Extracts from a graphics dataset:
▬▬▬▬▬▬▬▬▬▬

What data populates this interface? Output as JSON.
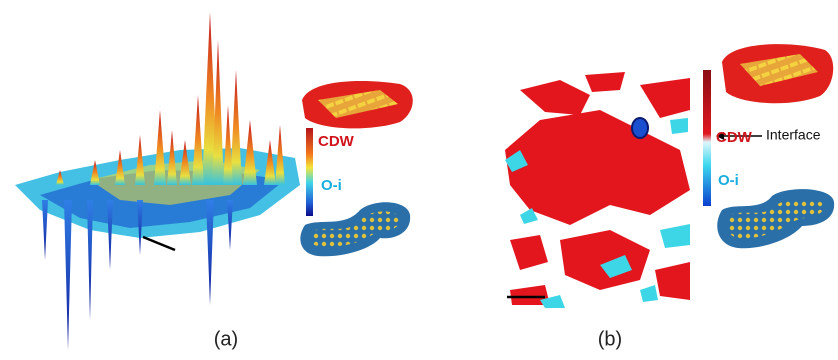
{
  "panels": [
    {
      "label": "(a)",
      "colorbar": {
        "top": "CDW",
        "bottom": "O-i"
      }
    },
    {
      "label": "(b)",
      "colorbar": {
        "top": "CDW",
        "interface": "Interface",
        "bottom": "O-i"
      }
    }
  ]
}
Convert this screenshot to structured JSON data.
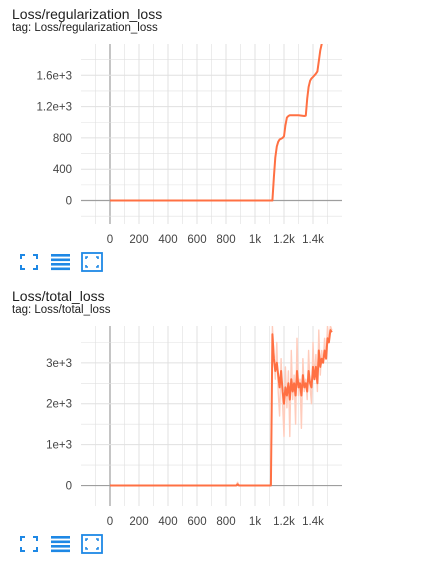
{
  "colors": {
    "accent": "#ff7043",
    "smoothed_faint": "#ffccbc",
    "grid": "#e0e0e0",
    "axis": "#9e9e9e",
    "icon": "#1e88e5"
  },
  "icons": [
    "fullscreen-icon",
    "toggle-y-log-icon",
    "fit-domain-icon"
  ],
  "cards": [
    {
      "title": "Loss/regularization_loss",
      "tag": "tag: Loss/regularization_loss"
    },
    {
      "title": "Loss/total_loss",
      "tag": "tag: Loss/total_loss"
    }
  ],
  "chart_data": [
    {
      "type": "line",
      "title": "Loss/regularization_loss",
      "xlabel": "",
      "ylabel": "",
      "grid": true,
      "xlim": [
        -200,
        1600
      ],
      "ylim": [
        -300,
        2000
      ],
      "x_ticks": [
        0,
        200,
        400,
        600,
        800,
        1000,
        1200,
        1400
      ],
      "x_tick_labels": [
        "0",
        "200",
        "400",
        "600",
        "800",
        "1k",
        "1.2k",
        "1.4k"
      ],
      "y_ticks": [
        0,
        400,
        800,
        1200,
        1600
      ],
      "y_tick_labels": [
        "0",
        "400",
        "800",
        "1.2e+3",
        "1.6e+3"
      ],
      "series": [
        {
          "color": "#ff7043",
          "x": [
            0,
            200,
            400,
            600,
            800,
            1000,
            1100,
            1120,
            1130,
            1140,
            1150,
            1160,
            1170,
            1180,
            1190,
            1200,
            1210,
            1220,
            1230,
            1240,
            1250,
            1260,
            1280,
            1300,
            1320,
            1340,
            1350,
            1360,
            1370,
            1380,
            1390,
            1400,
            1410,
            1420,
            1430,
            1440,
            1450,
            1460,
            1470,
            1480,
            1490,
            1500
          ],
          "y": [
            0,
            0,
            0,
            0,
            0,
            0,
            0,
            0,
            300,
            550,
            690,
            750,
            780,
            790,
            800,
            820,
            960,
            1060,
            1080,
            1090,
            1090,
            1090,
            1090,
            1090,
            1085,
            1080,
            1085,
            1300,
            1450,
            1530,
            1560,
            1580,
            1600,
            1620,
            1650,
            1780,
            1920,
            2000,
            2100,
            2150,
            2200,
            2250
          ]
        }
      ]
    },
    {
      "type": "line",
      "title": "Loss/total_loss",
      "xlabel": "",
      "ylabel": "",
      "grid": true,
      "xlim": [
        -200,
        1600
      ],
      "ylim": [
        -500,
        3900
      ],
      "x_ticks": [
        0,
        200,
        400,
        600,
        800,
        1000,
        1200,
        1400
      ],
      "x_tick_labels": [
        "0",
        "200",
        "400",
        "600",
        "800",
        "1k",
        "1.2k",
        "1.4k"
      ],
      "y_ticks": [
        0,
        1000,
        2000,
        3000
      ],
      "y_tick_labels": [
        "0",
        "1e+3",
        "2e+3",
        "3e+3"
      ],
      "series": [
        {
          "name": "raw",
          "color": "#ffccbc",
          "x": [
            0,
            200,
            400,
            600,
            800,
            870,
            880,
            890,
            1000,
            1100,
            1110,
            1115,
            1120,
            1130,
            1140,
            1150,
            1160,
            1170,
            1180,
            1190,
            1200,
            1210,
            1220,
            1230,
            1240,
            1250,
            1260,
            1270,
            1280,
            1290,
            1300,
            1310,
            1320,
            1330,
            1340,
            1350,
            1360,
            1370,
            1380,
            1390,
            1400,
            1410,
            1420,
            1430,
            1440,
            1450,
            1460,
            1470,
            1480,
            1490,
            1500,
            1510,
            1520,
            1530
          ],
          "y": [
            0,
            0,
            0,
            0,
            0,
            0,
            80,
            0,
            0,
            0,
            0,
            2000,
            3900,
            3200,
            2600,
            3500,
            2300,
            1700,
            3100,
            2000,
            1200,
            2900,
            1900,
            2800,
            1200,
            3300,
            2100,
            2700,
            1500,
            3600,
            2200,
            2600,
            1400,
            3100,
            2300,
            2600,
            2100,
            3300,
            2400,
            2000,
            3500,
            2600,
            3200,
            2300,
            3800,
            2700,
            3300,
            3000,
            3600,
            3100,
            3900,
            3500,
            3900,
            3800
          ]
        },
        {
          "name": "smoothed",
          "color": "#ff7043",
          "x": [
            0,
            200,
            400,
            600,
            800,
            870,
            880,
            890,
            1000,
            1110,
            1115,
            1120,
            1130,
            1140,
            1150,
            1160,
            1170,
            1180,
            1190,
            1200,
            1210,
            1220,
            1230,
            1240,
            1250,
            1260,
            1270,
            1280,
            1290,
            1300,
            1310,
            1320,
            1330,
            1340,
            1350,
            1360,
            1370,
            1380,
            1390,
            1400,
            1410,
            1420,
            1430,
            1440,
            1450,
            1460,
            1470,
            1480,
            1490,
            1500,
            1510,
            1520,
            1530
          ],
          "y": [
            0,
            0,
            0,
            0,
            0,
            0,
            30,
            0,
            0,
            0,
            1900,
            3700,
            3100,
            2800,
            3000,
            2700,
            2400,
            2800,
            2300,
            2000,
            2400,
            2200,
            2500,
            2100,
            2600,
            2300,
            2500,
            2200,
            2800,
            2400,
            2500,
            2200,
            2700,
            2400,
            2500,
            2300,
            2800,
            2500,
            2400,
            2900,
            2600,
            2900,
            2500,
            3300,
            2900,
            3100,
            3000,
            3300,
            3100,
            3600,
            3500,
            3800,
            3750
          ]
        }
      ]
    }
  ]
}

▬▬▬▬▬▬▬▬▬▬

◆ What needs to be done ◆
Count the lines in the entries that hold the word "this", and give nothing but the total.

◆ Full solution ◆
2